Raw records
START
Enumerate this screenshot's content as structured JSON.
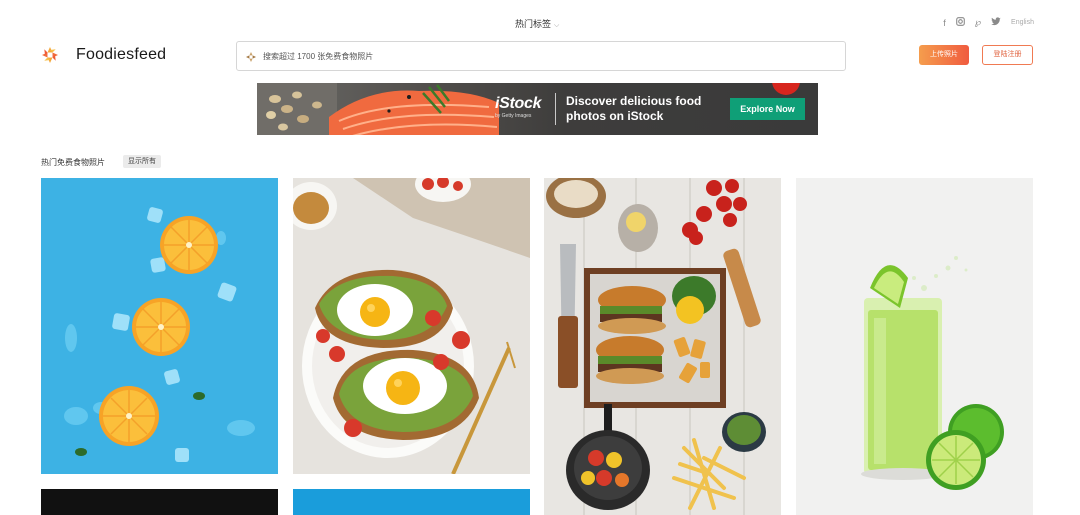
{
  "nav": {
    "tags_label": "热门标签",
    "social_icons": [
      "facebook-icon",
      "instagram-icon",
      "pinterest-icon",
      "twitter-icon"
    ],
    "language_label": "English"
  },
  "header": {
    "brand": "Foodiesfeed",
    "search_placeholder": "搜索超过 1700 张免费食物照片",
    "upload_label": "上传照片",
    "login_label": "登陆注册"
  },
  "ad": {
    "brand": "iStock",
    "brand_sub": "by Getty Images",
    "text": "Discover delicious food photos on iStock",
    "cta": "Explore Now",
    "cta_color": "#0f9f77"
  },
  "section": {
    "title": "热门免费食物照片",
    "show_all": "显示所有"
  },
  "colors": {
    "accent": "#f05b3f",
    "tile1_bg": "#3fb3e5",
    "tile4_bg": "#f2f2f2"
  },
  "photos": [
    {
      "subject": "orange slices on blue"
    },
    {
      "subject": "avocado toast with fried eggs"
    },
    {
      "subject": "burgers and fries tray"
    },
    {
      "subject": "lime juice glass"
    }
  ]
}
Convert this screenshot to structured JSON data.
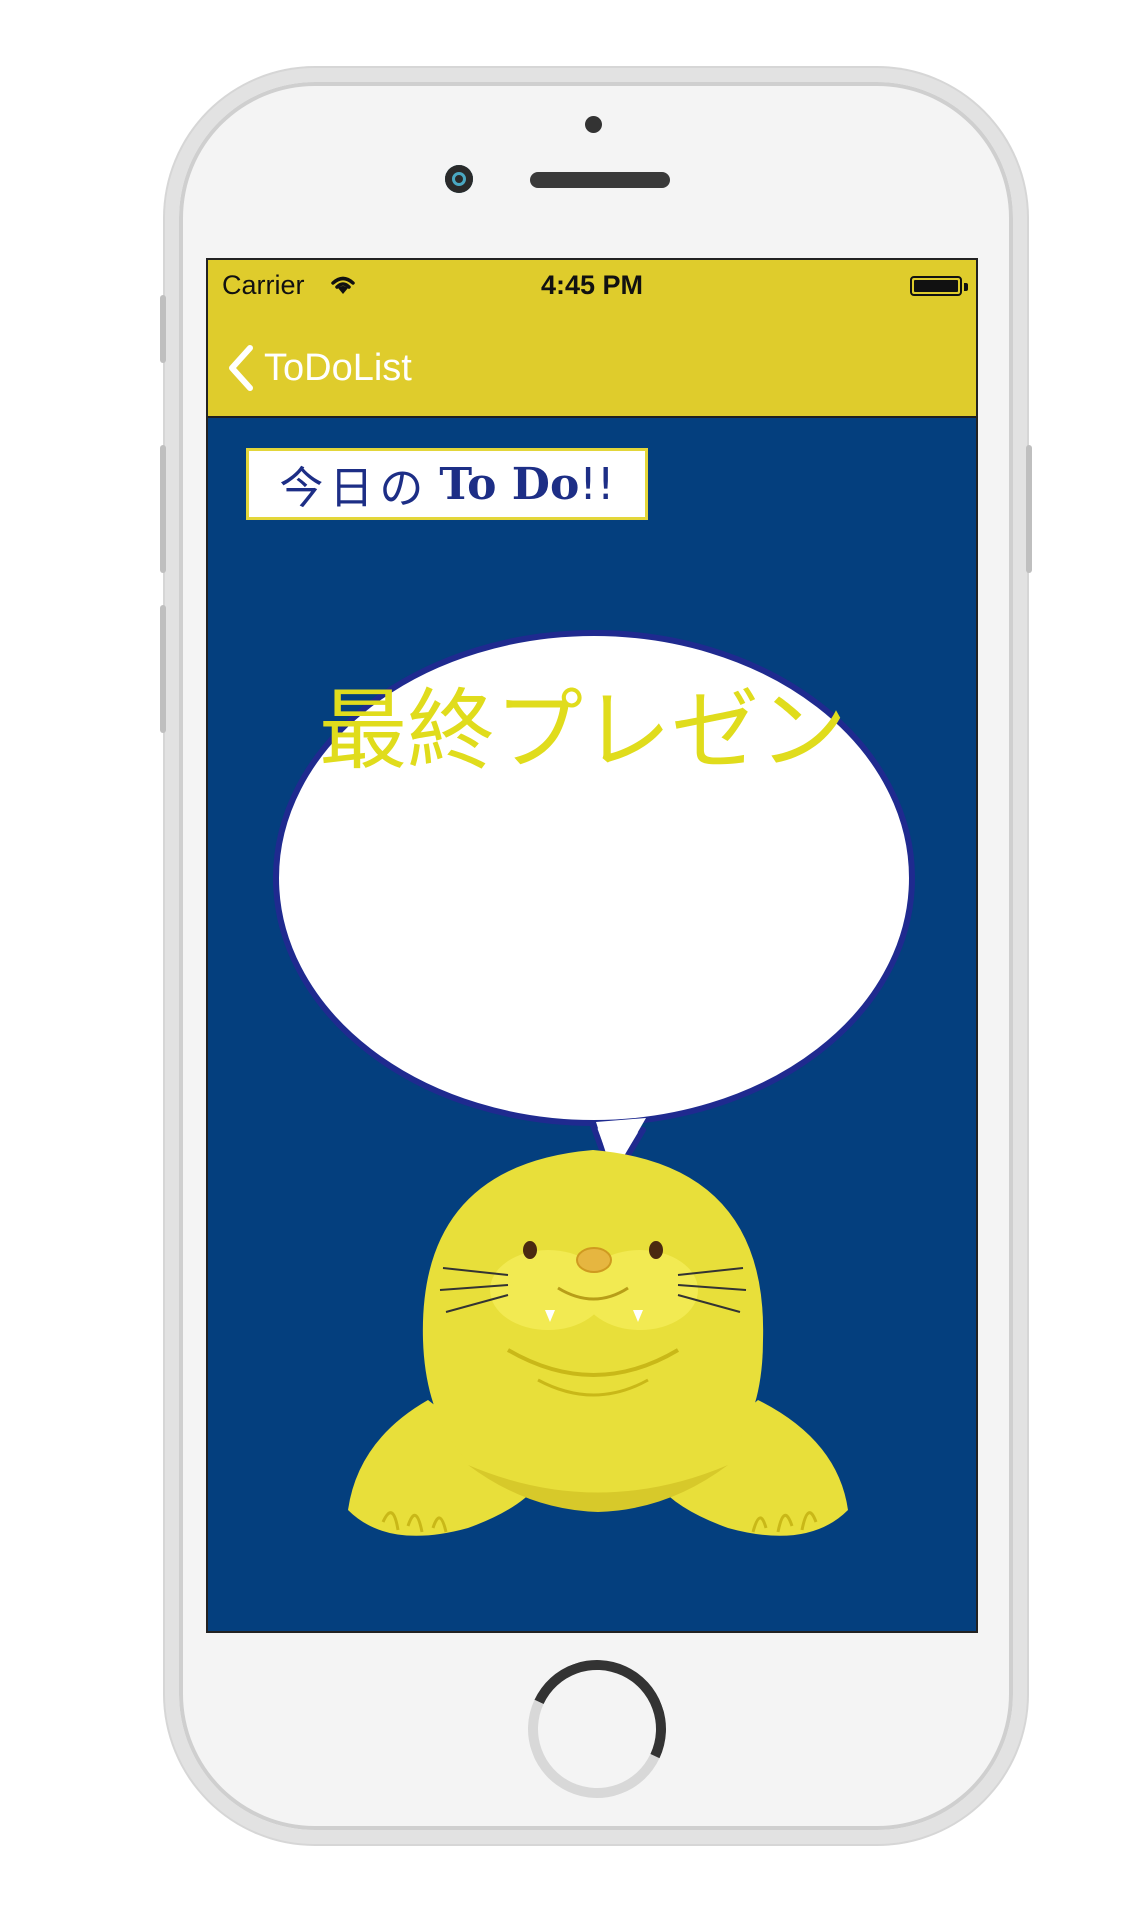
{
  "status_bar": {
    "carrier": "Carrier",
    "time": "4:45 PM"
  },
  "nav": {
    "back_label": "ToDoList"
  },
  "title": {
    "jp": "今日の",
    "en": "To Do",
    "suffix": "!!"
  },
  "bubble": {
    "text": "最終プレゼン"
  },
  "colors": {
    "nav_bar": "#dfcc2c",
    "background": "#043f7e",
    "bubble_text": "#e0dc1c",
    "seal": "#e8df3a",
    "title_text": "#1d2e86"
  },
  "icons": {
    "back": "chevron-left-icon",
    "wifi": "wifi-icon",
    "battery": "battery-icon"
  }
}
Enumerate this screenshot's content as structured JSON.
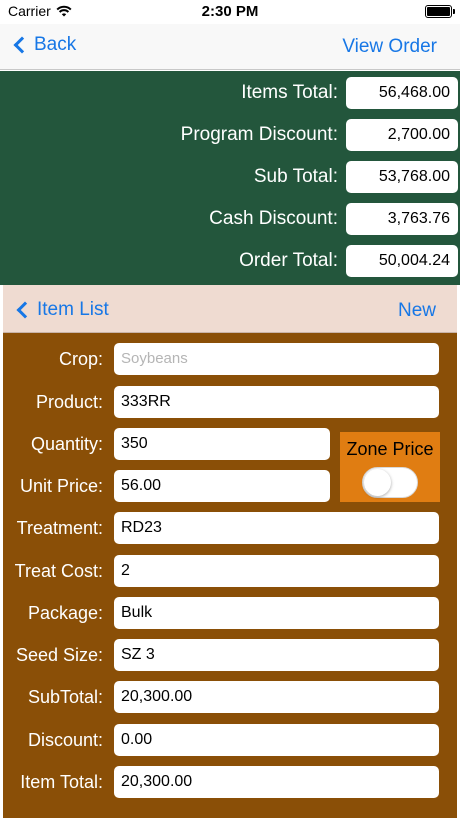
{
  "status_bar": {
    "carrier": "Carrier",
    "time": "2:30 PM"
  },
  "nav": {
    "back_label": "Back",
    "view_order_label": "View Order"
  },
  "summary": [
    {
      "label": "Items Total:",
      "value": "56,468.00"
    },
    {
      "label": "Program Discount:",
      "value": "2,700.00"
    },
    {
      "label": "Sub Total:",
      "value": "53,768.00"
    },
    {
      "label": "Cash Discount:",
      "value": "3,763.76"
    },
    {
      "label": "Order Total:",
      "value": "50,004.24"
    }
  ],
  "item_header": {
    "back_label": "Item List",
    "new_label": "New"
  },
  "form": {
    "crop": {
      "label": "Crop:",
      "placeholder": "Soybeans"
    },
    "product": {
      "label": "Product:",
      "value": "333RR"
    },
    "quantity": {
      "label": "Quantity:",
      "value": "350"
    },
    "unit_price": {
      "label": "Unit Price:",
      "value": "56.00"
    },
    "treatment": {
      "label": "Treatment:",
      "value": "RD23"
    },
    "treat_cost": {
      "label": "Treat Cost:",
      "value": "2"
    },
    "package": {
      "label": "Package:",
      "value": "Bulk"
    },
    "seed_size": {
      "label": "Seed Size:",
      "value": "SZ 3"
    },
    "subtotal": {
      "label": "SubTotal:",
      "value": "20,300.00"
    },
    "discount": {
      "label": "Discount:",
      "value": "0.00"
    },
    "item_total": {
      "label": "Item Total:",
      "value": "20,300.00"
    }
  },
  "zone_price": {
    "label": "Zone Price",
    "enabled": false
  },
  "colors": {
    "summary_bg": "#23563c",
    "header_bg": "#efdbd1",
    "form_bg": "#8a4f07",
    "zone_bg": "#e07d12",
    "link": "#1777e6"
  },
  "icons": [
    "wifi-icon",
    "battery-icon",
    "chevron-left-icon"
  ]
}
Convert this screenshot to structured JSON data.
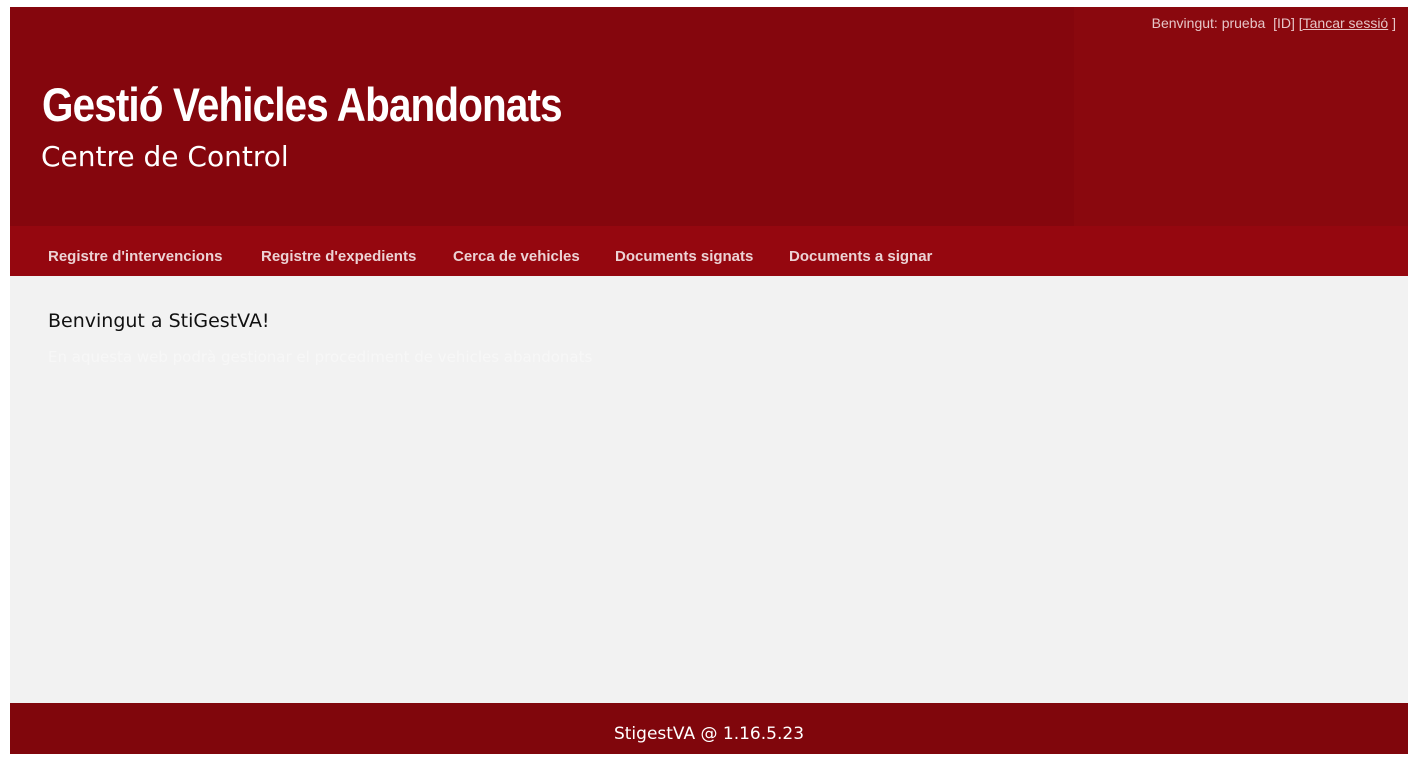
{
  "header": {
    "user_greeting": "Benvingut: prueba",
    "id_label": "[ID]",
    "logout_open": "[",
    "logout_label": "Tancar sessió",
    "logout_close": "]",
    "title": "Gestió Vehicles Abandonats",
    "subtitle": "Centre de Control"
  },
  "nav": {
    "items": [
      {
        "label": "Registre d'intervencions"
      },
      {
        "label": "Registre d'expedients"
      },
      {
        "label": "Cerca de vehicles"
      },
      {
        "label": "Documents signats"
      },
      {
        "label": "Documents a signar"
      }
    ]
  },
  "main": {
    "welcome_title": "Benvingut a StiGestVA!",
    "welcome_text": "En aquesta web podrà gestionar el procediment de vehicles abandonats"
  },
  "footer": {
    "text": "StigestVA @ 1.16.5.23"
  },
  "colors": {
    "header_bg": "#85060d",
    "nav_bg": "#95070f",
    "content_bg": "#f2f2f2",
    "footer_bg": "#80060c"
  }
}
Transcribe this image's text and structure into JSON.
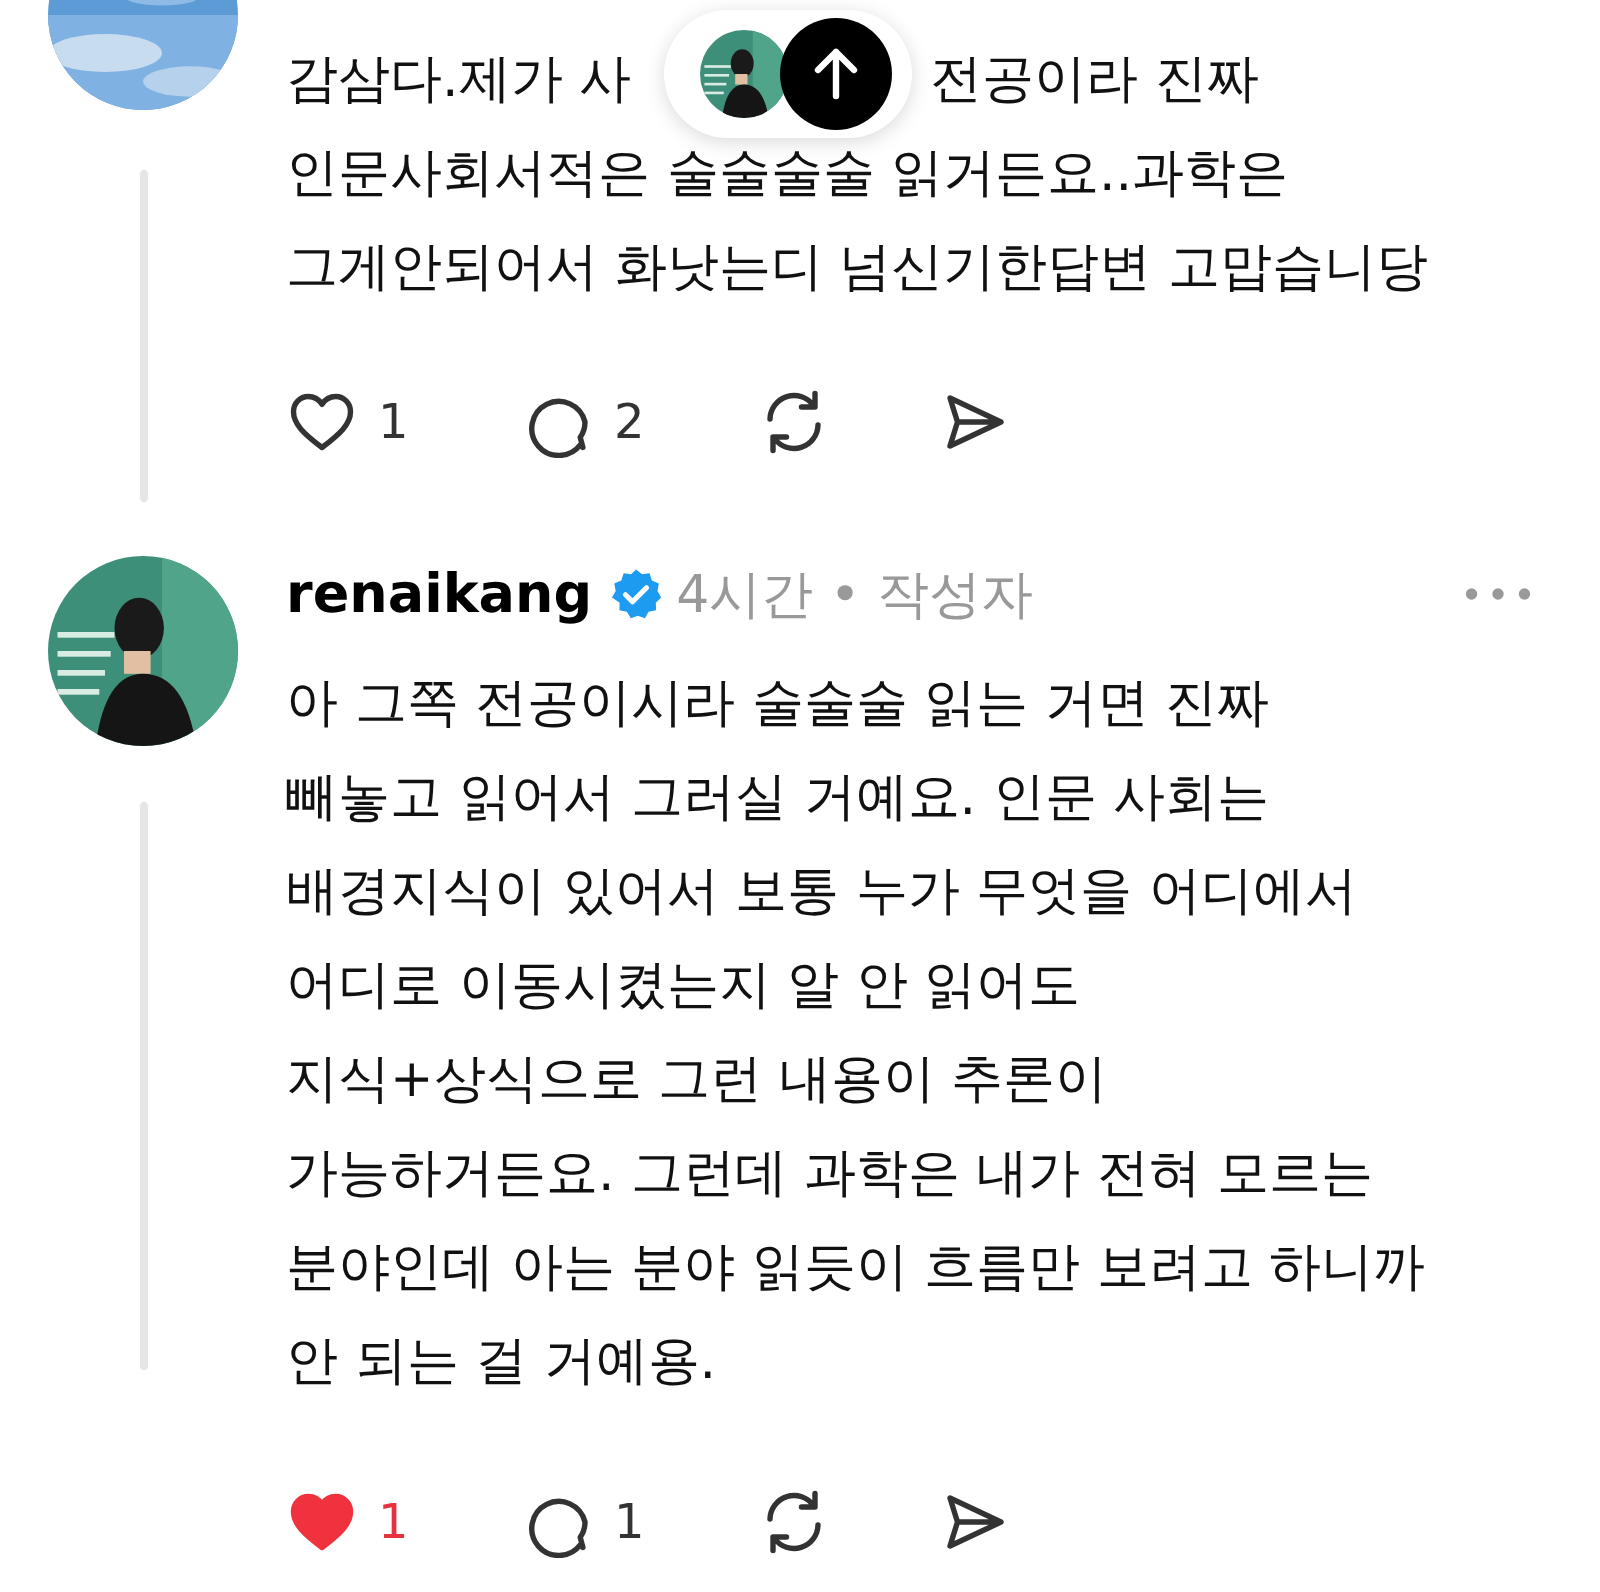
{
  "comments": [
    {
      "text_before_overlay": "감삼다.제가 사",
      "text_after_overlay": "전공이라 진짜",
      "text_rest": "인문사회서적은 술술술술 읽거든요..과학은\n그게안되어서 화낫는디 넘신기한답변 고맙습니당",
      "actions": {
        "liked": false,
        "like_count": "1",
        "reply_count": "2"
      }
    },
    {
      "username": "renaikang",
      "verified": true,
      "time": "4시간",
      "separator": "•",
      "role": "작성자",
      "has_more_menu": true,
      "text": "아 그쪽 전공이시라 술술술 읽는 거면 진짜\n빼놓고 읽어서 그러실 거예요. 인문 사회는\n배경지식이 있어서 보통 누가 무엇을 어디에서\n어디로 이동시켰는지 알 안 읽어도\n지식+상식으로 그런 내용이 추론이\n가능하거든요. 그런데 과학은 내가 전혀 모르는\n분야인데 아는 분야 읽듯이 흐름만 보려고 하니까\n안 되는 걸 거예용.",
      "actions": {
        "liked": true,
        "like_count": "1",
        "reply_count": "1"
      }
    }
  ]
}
END
DO THIS: What is the number of lines above that contain "iStock"? Answer with that number only.

THE REPLY: 2